* Source material *
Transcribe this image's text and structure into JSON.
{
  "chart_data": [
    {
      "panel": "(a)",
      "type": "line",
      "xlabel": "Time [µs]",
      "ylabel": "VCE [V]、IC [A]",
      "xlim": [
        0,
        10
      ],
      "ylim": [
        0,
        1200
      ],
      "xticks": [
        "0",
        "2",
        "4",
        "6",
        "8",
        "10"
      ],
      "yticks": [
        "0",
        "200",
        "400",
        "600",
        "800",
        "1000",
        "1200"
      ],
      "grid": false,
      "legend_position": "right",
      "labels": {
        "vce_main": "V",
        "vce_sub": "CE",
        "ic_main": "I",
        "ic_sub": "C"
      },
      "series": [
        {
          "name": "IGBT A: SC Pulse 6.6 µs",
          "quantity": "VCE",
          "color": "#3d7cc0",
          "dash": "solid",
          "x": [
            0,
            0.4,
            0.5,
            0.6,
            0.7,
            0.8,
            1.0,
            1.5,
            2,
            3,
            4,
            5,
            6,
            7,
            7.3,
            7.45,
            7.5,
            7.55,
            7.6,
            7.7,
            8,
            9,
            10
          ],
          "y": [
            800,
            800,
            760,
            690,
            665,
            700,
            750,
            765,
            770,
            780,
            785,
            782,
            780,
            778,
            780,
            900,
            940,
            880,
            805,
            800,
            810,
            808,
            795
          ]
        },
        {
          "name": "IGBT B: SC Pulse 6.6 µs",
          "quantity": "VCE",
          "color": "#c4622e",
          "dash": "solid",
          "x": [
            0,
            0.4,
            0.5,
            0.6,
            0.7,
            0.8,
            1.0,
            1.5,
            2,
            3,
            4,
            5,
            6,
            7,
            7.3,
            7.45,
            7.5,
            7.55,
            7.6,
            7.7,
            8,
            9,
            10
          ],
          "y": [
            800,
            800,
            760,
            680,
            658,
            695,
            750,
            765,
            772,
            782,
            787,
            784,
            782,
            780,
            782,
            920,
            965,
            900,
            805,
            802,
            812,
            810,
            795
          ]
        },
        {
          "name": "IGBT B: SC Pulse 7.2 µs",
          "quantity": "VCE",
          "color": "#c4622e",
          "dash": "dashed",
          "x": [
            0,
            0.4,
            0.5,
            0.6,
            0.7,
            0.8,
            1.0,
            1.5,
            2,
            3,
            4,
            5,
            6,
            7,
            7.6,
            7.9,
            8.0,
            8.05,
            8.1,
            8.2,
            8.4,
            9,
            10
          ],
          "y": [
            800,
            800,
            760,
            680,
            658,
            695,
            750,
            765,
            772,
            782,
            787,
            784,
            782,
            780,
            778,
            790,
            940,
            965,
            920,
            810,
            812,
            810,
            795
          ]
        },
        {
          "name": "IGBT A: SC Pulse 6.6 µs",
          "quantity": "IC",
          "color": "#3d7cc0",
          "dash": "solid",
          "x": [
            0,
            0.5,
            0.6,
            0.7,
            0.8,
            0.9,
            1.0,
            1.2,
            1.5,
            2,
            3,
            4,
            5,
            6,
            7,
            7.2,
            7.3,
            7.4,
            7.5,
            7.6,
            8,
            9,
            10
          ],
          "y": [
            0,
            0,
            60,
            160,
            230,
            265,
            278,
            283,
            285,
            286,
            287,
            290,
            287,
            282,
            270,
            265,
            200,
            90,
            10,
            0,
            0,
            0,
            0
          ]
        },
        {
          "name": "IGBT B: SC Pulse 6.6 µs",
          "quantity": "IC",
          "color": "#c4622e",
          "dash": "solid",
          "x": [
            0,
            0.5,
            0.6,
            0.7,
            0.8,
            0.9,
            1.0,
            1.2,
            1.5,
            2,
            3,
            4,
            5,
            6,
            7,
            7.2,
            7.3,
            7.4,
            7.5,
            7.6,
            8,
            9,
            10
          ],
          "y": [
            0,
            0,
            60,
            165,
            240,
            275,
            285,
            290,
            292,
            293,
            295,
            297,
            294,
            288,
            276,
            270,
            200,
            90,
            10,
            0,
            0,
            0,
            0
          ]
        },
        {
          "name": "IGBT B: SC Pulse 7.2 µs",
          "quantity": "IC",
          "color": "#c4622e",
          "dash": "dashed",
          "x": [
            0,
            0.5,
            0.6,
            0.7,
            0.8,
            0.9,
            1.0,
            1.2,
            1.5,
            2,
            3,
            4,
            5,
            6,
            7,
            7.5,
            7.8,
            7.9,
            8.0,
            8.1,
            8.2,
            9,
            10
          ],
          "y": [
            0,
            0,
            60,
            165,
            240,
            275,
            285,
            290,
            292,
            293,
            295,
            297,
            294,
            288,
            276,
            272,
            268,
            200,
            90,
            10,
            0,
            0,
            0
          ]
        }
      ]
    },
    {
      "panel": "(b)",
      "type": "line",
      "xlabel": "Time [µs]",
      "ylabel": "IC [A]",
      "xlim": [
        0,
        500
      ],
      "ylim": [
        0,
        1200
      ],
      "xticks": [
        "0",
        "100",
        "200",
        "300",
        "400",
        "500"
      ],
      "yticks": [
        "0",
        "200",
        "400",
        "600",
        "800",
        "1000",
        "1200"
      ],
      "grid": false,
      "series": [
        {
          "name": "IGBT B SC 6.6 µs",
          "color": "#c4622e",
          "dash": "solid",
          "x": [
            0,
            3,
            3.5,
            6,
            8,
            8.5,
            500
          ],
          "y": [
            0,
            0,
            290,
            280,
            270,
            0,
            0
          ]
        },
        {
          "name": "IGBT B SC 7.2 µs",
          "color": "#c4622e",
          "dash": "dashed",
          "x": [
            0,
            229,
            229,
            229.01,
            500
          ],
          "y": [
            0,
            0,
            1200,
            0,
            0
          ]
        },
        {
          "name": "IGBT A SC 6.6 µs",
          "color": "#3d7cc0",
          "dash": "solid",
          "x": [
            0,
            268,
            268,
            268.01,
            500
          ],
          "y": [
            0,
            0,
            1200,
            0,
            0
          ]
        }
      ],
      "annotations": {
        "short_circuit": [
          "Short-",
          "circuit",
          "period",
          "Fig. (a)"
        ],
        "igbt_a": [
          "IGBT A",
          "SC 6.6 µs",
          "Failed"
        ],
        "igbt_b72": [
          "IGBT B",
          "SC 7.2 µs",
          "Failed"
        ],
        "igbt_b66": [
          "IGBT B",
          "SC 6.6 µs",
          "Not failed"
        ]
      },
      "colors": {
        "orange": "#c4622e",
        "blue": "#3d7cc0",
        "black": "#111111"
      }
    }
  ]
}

* To be done *
Type the whole listing again, unaltered.

* Answer to the problem *
Transcribe this image's text and structure into JSON.
{
  "chart_data": [
    {
      "panel": "(a)",
      "type": "line",
      "xlabel": "Time [µs]",
      "ylabel": "VCE [V]、IC [A]",
      "xlim": [
        0,
        10
      ],
      "ylim": [
        0,
        1200
      ],
      "xticks": [
        "0",
        "2",
        "4",
        "6",
        "8",
        "10"
      ],
      "yticks": [
        "0",
        "200",
        "400",
        "600",
        "800",
        "1000",
        "1200"
      ],
      "grid": false,
      "legend_position": "right",
      "labels": {
        "vce_main": "V",
        "vce_sub": "CE",
        "ic_main": "I",
        "ic_sub": "C"
      },
      "series": [
        {
          "name": "IGBT A: SC Pulse 6.6 µs",
          "quantity": "VCE",
          "color": "#3d7cc0",
          "dash": "solid",
          "x": [
            0,
            0.4,
            0.5,
            0.6,
            0.7,
            0.8,
            1.0,
            1.5,
            2,
            3,
            4,
            5,
            6,
            7,
            7.3,
            7.45,
            7.5,
            7.55,
            7.6,
            7.7,
            8,
            9,
            10
          ],
          "y": [
            800,
            800,
            760,
            690,
            665,
            700,
            750,
            765,
            770,
            780,
            785,
            782,
            780,
            778,
            780,
            900,
            940,
            880,
            805,
            800,
            810,
            808,
            795
          ]
        },
        {
          "name": "IGBT B: SC Pulse 6.6 µs",
          "quantity": "VCE",
          "color": "#c4622e",
          "dash": "solid",
          "x": [
            0,
            0.4,
            0.5,
            0.6,
            0.7,
            0.8,
            1.0,
            1.5,
            2,
            3,
            4,
            5,
            6,
            7,
            7.3,
            7.45,
            7.5,
            7.55,
            7.6,
            7.7,
            8,
            9,
            10
          ],
          "y": [
            800,
            800,
            760,
            680,
            658,
            695,
            750,
            765,
            772,
            782,
            787,
            784,
            782,
            780,
            782,
            920,
            965,
            900,
            805,
            802,
            812,
            810,
            795
          ]
        },
        {
          "name": "IGBT B: SC Pulse 7.2 µs",
          "quantity": "VCE",
          "color": "#c4622e",
          "dash": "dashed",
          "x": [
            0,
            0.4,
            0.5,
            0.6,
            0.7,
            0.8,
            1.0,
            1.5,
            2,
            3,
            4,
            5,
            6,
            7,
            7.6,
            7.9,
            8.0,
            8.05,
            8.1,
            8.2,
            8.4,
            9,
            10
          ],
          "y": [
            800,
            800,
            760,
            680,
            658,
            695,
            750,
            765,
            772,
            782,
            787,
            784,
            782,
            780,
            778,
            790,
            940,
            965,
            920,
            810,
            812,
            810,
            795
          ]
        },
        {
          "name": "IGBT A: SC Pulse 6.6 µs",
          "quantity": "IC",
          "color": "#3d7cc0",
          "dash": "solid",
          "x": [
            0,
            0.5,
            0.6,
            0.7,
            0.8,
            0.9,
            1.0,
            1.2,
            1.5,
            2,
            3,
            4,
            5,
            6,
            7,
            7.2,
            7.3,
            7.4,
            7.5,
            7.6,
            8,
            9,
            10
          ],
          "y": [
            0,
            0,
            60,
            160,
            230,
            265,
            278,
            283,
            285,
            286,
            287,
            290,
            287,
            282,
            270,
            265,
            200,
            90,
            10,
            0,
            0,
            0,
            0
          ]
        },
        {
          "name": "IGBT B: SC Pulse 6.6 µs",
          "quantity": "IC",
          "color": "#c4622e",
          "dash": "solid",
          "x": [
            0,
            0.5,
            0.6,
            0.7,
            0.8,
            0.9,
            1.0,
            1.2,
            1.5,
            2,
            3,
            4,
            5,
            6,
            7,
            7.2,
            7.3,
            7.4,
            7.5,
            7.6,
            8,
            9,
            10
          ],
          "y": [
            0,
            0,
            60,
            165,
            240,
            275,
            285,
            290,
            292,
            293,
            295,
            297,
            294,
            288,
            276,
            270,
            200,
            90,
            10,
            0,
            0,
            0,
            0
          ]
        },
        {
          "name": "IGBT B: SC Pulse 7.2 µs",
          "quantity": "IC",
          "color": "#c4622e",
          "dash": "dashed",
          "x": [
            0,
            0.5,
            0.6,
            0.7,
            0.8,
            0.9,
            1.0,
            1.2,
            1.5,
            2,
            3,
            4,
            5,
            6,
            7,
            7.5,
            7.8,
            7.9,
            8.0,
            8.1,
            8.2,
            9,
            10
          ],
          "y": [
            0,
            0,
            60,
            165,
            240,
            275,
            285,
            290,
            292,
            293,
            295,
            297,
            294,
            288,
            276,
            272,
            268,
            200,
            90,
            10,
            0,
            0,
            0
          ]
        }
      ]
    },
    {
      "panel": "(b)",
      "type": "line",
      "xlabel": "Time [µs]",
      "ylabel": "IC [A]",
      "xlim": [
        0,
        500
      ],
      "ylim": [
        0,
        1200
      ],
      "xticks": [
        "0",
        "100",
        "200",
        "300",
        "400",
        "500"
      ],
      "yticks": [
        "0",
        "200",
        "400",
        "600",
        "800",
        "1000",
        "1200"
      ],
      "grid": false,
      "series": [
        {
          "name": "IGBT B SC 6.6 µs",
          "color": "#c4622e",
          "dash": "solid",
          "x": [
            0,
            3,
            3.5,
            6,
            8,
            8.5,
            500
          ],
          "y": [
            0,
            0,
            290,
            280,
            270,
            0,
            0
          ]
        },
        {
          "name": "IGBT B SC 7.2 µs",
          "color": "#c4622e",
          "dash": "dashed",
          "x": [
            0,
            229,
            229,
            229.01,
            500
          ],
          "y": [
            0,
            0,
            1200,
            0,
            0
          ]
        },
        {
          "name": "IGBT A SC 6.6 µs",
          "color": "#3d7cc0",
          "dash": "solid",
          "x": [
            0,
            268,
            268,
            268.01,
            500
          ],
          "y": [
            0,
            0,
            1200,
            0,
            0
          ]
        }
      ],
      "annotations": {
        "short_circuit": [
          "Short-",
          "circuit",
          "period",
          "Fig. (a)"
        ],
        "igbt_a": [
          "IGBT A",
          "SC 6.6 µs",
          "Failed"
        ],
        "igbt_b72": [
          "IGBT B",
          "SC 7.2 µs",
          "Failed"
        ],
        "igbt_b66": [
          "IGBT B",
          "SC 6.6 µs",
          "Not failed"
        ]
      },
      "colors": {
        "orange": "#c4622e",
        "blue": "#3d7cc0",
        "black": "#111111"
      }
    }
  ]
}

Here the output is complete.